[PROBLEM TO SOLVE]
Output every line of the material exactly, omitting images.

[DATA RECORDS]
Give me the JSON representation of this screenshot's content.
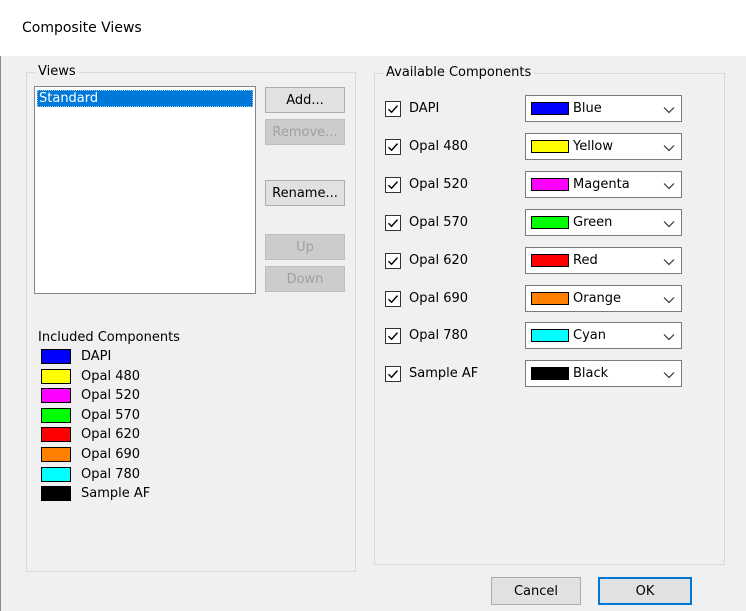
{
  "window": {
    "title": "Composite Views"
  },
  "views": {
    "label": "Views",
    "items": [
      "Standard"
    ],
    "buttons": {
      "add": "Add...",
      "remove": "Remove...",
      "rename": "Rename...",
      "up": "Up",
      "down": "Down"
    }
  },
  "included": {
    "label": "Included Components",
    "items": [
      {
        "name": "DAPI",
        "color": "#0000ff"
      },
      {
        "name": "Opal 480",
        "color": "#ffff00"
      },
      {
        "name": "Opal 520",
        "color": "#ff00ff"
      },
      {
        "name": "Opal 570",
        "color": "#00ff00"
      },
      {
        "name": "Opal 620",
        "color": "#ff0000"
      },
      {
        "name": "Opal 690",
        "color": "#ff7f00"
      },
      {
        "name": "Opal 780",
        "color": "#00ffff"
      },
      {
        "name": "Sample AF",
        "color": "#000000"
      }
    ]
  },
  "available": {
    "label": "Available Components",
    "items": [
      {
        "name": "DAPI",
        "checked": true,
        "color_name": "Blue",
        "color": "#0000ff"
      },
      {
        "name": "Opal 480",
        "checked": true,
        "color_name": "Yellow",
        "color": "#ffff00"
      },
      {
        "name": "Opal 520",
        "checked": true,
        "color_name": "Magenta",
        "color": "#ff00ff"
      },
      {
        "name": "Opal 570",
        "checked": true,
        "color_name": "Green",
        "color": "#00ff00"
      },
      {
        "name": "Opal 620",
        "checked": true,
        "color_name": "Red",
        "color": "#ff0000"
      },
      {
        "name": "Opal 690",
        "checked": true,
        "color_name": "Orange",
        "color": "#ff7f00"
      },
      {
        "name": "Opal 780",
        "checked": true,
        "color_name": "Cyan",
        "color": "#00ffff"
      },
      {
        "name": "Sample AF",
        "checked": true,
        "color_name": "Black",
        "color": "#000000"
      }
    ]
  },
  "footer": {
    "cancel": "Cancel",
    "ok": "OK"
  }
}
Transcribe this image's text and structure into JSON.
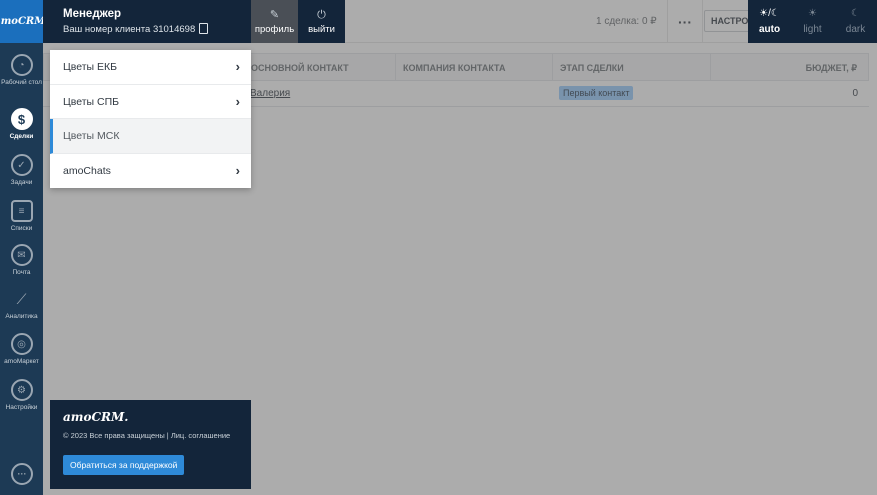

[THE SOLUTION]
Give me the JSON representation of this screenshot's content.
{
  "window": {
    "title": "Composite Views"
  },
  "views": {
    "label": "Views",
    "items": [
      "Standard"
    ],
    "buttons": {
      "add": "Add...",
      "remove": "Remove...",
      "rename": "Rename...",
      "up": "Up",
      "down": "Down"
    }
  },
  "included": {
    "label": "Included Components",
    "items": [
      {
        "name": "DAPI",
        "color": "#0000ff"
      },
      {
        "name": "Opal 480",
        "color": "#ffff00"
      },
      {
        "name": "Opal 520",
        "color": "#ff00ff"
      },
      {
        "name": "Opal 570",
        "color": "#00ff00"
      },
      {
        "name": "Opal 620",
        "color": "#ff0000"
      },
      {
        "name": "Opal 690",
        "color": "#ff7f00"
      },
      {
        "name": "Opal 780",
        "color": "#00ffff"
      },
      {
        "name": "Sample AF",
        "color": "#000000"
      }
    ]
  },
  "available": {
    "label": "Available Components",
    "items": [
      {
        "name": "DAPI",
        "checked": true,
        "color_name": "Blue",
        "color": "#0000ff"
      },
      {
        "name": "Opal 480",
        "checked": true,
        "color_name": "Yellow",
        "color": "#ffff00"
      },
      {
        "name": "Opal 520",
        "checked": true,
        "color_name": "Magenta",
        "color": "#ff00ff"
      },
      {
        "name": "Opal 570",
        "checked": true,
        "color_name": "Green",
        "color": "#00ff00"
      },
      {
        "name": "Opal 620",
        "checked": true,
        "color_name": "Red",
        "color": "#ff0000"
      },
      {
        "name": "Opal 690",
        "checked": true,
        "color_name": "Orange",
        "color": "#ff7f00"
      },
      {
        "name": "Opal 780",
        "checked": true,
        "color_name": "Cyan",
        "color": "#00ffff"
      },
      {
        "name": "Sample AF",
        "checked": true,
        "color_name": "Black",
        "color": "#000000"
      }
    ]
  },
  "footer": {
    "cancel": "Cancel",
    "ok": "OK"
  }
}
Transcribe this image's text and structure into JSON.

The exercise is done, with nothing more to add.